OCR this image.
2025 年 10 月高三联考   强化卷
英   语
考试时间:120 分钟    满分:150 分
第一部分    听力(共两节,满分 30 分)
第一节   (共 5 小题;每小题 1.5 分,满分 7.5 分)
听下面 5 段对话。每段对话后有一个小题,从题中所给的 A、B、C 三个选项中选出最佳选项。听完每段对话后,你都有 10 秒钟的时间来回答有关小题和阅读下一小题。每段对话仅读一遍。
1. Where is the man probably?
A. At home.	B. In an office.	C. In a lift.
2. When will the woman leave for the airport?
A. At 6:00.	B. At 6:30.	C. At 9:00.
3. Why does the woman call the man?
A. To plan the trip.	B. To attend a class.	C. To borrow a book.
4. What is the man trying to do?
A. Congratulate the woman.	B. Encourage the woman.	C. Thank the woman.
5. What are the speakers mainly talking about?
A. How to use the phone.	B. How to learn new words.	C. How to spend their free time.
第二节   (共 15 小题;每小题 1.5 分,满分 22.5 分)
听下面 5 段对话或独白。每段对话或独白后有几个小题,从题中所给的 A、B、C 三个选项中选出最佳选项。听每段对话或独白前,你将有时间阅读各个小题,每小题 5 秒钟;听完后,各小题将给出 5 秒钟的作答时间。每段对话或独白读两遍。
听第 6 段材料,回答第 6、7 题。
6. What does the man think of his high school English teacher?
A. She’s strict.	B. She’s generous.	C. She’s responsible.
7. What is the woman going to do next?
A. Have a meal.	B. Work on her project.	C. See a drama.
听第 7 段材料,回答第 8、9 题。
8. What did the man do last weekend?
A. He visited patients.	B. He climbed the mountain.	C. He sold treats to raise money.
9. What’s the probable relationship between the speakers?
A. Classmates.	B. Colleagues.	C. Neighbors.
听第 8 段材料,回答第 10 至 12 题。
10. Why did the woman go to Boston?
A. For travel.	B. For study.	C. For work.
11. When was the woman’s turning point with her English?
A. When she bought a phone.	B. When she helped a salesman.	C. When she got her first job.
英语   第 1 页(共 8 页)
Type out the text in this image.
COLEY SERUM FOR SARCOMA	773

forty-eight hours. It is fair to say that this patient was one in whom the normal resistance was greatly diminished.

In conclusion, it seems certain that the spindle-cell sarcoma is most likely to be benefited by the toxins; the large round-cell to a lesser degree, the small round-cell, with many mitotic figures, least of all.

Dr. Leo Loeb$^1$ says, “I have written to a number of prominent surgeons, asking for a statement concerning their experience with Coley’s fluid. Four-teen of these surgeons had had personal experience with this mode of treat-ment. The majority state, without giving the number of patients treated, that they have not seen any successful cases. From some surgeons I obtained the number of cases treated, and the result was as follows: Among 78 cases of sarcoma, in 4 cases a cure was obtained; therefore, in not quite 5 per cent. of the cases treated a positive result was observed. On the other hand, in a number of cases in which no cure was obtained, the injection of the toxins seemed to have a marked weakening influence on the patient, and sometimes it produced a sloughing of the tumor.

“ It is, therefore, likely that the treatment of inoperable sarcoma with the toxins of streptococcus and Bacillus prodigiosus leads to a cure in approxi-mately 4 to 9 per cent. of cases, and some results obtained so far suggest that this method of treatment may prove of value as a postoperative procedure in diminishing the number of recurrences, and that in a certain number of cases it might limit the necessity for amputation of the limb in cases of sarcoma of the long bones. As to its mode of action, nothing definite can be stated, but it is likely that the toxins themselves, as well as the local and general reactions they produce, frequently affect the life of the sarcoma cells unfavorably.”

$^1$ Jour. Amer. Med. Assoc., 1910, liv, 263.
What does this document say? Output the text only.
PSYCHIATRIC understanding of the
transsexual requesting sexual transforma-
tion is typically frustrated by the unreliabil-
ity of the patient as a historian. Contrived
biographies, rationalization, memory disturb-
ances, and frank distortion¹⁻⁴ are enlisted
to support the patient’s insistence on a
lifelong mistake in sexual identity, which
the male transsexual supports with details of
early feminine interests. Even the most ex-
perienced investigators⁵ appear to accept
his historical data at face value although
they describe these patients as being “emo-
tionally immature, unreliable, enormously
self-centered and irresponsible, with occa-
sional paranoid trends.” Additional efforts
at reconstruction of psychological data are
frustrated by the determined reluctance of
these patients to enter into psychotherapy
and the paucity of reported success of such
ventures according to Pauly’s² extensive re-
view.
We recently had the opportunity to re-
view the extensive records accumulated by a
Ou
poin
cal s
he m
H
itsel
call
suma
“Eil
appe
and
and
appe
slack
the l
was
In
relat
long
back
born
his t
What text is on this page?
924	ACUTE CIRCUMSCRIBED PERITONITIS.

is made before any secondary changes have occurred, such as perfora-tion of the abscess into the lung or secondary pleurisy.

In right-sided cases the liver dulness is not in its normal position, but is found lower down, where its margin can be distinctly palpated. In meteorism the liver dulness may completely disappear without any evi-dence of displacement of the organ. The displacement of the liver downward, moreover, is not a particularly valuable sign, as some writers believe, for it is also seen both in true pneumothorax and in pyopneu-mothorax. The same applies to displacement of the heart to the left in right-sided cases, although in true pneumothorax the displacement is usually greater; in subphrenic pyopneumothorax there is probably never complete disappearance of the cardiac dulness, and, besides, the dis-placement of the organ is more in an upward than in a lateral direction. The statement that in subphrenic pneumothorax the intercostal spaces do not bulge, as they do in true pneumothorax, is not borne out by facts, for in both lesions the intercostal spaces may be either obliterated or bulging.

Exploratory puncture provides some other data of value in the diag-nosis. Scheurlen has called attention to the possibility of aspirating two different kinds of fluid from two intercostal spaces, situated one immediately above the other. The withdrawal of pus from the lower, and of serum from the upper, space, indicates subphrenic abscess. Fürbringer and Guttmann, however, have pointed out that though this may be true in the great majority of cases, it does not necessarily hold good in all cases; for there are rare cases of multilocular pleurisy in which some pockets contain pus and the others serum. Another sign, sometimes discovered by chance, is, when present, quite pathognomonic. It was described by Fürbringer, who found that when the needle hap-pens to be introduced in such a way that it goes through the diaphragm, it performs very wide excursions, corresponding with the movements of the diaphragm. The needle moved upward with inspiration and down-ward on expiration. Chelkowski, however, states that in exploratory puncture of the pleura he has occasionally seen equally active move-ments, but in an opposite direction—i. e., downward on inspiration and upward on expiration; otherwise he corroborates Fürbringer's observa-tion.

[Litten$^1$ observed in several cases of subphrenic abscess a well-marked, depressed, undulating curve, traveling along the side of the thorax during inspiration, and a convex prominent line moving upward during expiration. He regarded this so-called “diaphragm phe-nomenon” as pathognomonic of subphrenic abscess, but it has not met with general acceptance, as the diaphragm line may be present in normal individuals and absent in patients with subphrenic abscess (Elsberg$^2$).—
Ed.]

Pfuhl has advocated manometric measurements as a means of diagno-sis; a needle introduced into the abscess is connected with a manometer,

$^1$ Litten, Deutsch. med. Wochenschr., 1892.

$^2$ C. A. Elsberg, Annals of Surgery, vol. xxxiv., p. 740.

___

## Problem description
Your reply should hold all the entries, each repeated without a single change.

## Exercise output
OCR this image.
2025 年 10 月高三联考   强化卷
英   语
考试时间:120 分钟    满分:150 分
第一部分    听力(共两节,满分 30 分)
第一节   (共 5 小题;每小题 1.5 分,满分 7.5 分)
听下面 5 段对话。每段对话后有一个小题,从题中所给的 A、B、C 三个选项中选出最佳选项。听完每段对话后,你都有 10 秒钟的时间来回答有关小题和阅读下一小题。每段对话仅读一遍。
1. Where is the man probably?
A. At home.	B. In an office.	C. In a lift.
2. When will the woman leave for the airport?
A. At 6:00.	B. At 6:30.	C. At 9:00.
3. Why does the woman call the man?
A. To plan the trip.	B. To attend a class.	C. To borrow a book.
4. What is the man trying to do?
A. Congratulate the woman.	B. Encourage the woman.	C. Thank the woman.
5. What are the speakers mainly talking about?
A. How to use the phone.	B. How to learn new words.	C. How to spend their free time.
第二节   (共 15 小题;每小题 1.5 分,满分 22.5 分)
听下面 5 段对话或独白。每段对话或独白后有几个小题,从题中所给的 A、B、C 三个选项中选出最佳选项。听每段对话或独白前,你将有时间阅读各个小题,每小题 5 秒钟;听完后,各小题将给出 5 秒钟的作答时间。每段对话或独白读两遍。
听第 6 段材料,回答第 6、7 题。
6. What does the man think of his high school English teacher?
A. She’s strict.	B. She’s generous.	C. She’s responsible.
7. What is the woman going to do next?
A. Have a meal.	B. Work on her project.	C. See a drama.
听第 7 段材料,回答第 8、9 题。
8. What did the man do last weekend?
A. He visited patients.	B. He climbed the mountain.	C. He sold treats to raise money.
9. What’s the probable relationship between the speakers?
A. Classmates.	B. Colleagues.	C. Neighbors.
听第 8 段材料,回答第 10 至 12 题。
10. Why did the woman go to Boston?
A. For travel.	B. For study.	C. For work.
11. When was the woman’s turning point with her English?
A. When she bought a phone.	B. When she helped a salesman.	C. When she got her first job.
英语   第 1 页(共 8 页)
Type out the text in this image.
COLEY SERUM FOR SARCOMA	773

forty-eight hours. It is fair to say that this patient was one in whom the normal resistance was greatly diminished.

In conclusion, it seems certain that the spindle-cell sarcoma is most likely to be benefited by the toxins; the large round-cell to a lesser degree, the small round-cell, with many mitotic figures, least of all.

Dr. Leo Loeb$^1$ says, “I have written to a number of prominent surgeons, asking for a statement concerning their experience with Coley’s fluid. Four-teen of these surgeons had had personal experience with this mode of treat-ment. The majority state, without giving the number of patients treated, that they have not seen any successful cases. From some surgeons I obtained the number of cases treated, and the result was as follows: Among 78 cases of sarcoma, in 4 cases a cure was obtained; therefore, in not quite 5 per cent. of the cases treated a positive result was observed. On the other hand, in a number of cases in which no cure was obtained, the injection of the toxins seemed to have a marked weakening influence on the patient, and sometimes it produced a sloughing of the tumor.

“ It is, therefore, likely that the treatment of inoperable sarcoma with the toxins of streptococcus and Bacillus prodigiosus leads to a cure in approxi-mately 4 to 9 per cent. of cases, and some results obtained so far suggest that this method of treatment may prove of value as a postoperative procedure in diminishing the number of recurrences, and that in a certain number of cases it might limit the necessity for amputation of the limb in cases of sarcoma of the long bones. As to its mode of action, nothing definite can be stated, but it is likely that the toxins themselves, as well as the local and general reactions they produce, frequently affect the life of the sarcoma cells unfavorably.”

$^1$ Jour. Amer. Med. Assoc., 1910, liv, 263.
What does this document say? Output the text only.
PSYCHIATRIC understanding of the
transsexual requesting sexual transforma-
tion is typically frustrated by the unreliabil-
ity of the patient as a historian. Contrived
biographies, rationalization, memory disturb-
ances, and frank distortion¹⁻⁴ are enlisted
to support the patient’s insistence on a
lifelong mistake in sexual identity, which
the male transsexual supports with details of
early feminine interests. Even the most ex-
perienced investigators⁵ appear to accept
his historical data at face value although
they describe these patients as being “emo-
tionally immature, unreliable, enormously
self-centered and irresponsible, with occa-
sional paranoid trends.” Additional efforts
at reconstruction of psychological data are
frustrated by the determined reluctance of
these patients to enter into psychotherapy
and the paucity of reported success of such
ventures according to Pauly’s² extensive re-
view.
We recently had the opportunity to re-
view the extensive records accumulated by a
Ou
poin
cal s
he m
H
itsel
call
suma
“Eil
appe
and
and
appe
slack
the l
was
In
relat
long
back
born
his t
What text is on this page?
924	ACUTE CIRCUMSCRIBED PERITONITIS.

is made before any secondary changes have occurred, such as perfora-tion of the abscess into the lung or secondary pleurisy.

In right-sided cases the liver dulness is not in its normal position, but is found lower down, where its margin can be distinctly palpated. In meteorism the liver dulness may completely disappear without any evi-dence of displacement of the organ. The displacement of the liver downward, moreover, is not a particularly valuable sign, as some writers believe, for it is also seen both in true pneumothorax and in pyopneu-mothorax. The same applies to displacement of the heart to the left in right-sided cases, although in true pneumothorax the displacement is usually greater; in subphrenic pyopneumothorax there is probably never complete disappearance of the cardiac dulness, and, besides, the dis-placement of the organ is more in an upward than in a lateral direction. The statement that in subphrenic pneumothorax the intercostal spaces do not bulge, as they do in true pneumothorax, is not borne out by facts, for in both lesions the intercostal spaces may be either obliterated or bulging.

Exploratory puncture provides some other data of value in the diag-nosis. Scheurlen has called attention to the possibility of aspirating two different kinds of fluid from two intercostal spaces, situated one immediately above the other. The withdrawal of pus from the lower, and of serum from the upper, space, indicates subphrenic abscess. Fürbringer and Guttmann, however, have pointed out that though this may be true in the great majority of cases, it does not necessarily hold good in all cases; for there are rare cases of multilocular pleurisy in which some pockets contain pus and the others serum. Another sign, sometimes discovered by chance, is, when present, quite pathognomonic. It was described by Fürbringer, who found that when the needle hap-pens to be introduced in such a way that it goes through the diaphragm, it performs very wide excursions, corresponding with the movements of the diaphragm. The needle moved upward with inspiration and down-ward on expiration. Chelkowski, however, states that in exploratory puncture of the pleura he has occasionally seen equally active move-ments, but in an opposite direction—i. e., downward on inspiration and upward on expiration; otherwise he corroborates Fürbringer's observa-tion.

[Litten$^1$ observed in several cases of subphrenic abscess a well-marked, depressed, undulating curve, traveling along the side of the thorax during inspiration, and a convex prominent line moving upward during expiration. He regarded this so-called “diaphragm phe-nomenon” as pathognomonic of subphrenic abscess, but it has not met with general acceptance, as the diaphragm line may be present in normal individuals and absent in patients with subphrenic abscess (Elsberg$^2$).—
Ed.]

Pfuhl has advocated manometric measurements as a means of diagno-sis; a needle introduced into the abscess is connected with a manometer,

$^1$ Litten, Deutsch. med. Wochenschr., 1892.

$^2$ C. A. Elsberg, Annals of Surgery, vol. xxxiv., p. 740.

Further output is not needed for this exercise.